**Exercise prompt:** In everything from the top of the listing down to the line with "legend-label: Exch. rate: [15, 23, 58, 30]", swap "y-tick-label" for "y-axis-value". Write those lines out again with nothing else changed.

**Element placement data:**
┄┄┄┄┄┄┄┄┄┄

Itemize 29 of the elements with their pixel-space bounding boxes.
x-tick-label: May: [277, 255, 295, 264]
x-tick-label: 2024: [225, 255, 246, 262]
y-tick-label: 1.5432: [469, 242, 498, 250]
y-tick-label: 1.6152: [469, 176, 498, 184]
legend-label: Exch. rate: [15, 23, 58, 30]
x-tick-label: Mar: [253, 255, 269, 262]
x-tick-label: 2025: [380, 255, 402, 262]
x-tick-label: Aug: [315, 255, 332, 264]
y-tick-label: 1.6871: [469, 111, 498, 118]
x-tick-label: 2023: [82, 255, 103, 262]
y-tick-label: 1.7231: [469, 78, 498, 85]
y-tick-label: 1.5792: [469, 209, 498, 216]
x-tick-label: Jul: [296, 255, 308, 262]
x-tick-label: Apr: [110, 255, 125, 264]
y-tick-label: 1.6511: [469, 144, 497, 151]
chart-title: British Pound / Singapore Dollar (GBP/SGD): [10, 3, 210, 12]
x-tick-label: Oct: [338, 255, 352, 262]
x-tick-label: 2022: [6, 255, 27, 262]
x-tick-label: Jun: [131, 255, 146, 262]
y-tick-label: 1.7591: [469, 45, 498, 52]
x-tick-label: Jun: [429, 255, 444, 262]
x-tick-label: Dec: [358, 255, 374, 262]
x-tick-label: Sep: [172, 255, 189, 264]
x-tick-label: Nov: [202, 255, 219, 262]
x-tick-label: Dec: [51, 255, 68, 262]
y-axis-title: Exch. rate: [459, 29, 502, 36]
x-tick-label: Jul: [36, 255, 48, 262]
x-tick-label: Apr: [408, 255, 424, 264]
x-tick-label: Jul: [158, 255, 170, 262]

┄┄┄┄┄┄┄┄┄┄

**Result for this exercise:**
Itemize 29 of the elements with their pixel-space bounding boxes.
x-tick-label: May: [277, 255, 295, 264]
x-tick-label: 2024: [225, 255, 246, 262]
y-axis-value: 1.5432: [469, 242, 498, 250]
y-axis-value: 1.6152: [469, 176, 498, 184]
legend-label: Exch. rate: [15, 23, 58, 30]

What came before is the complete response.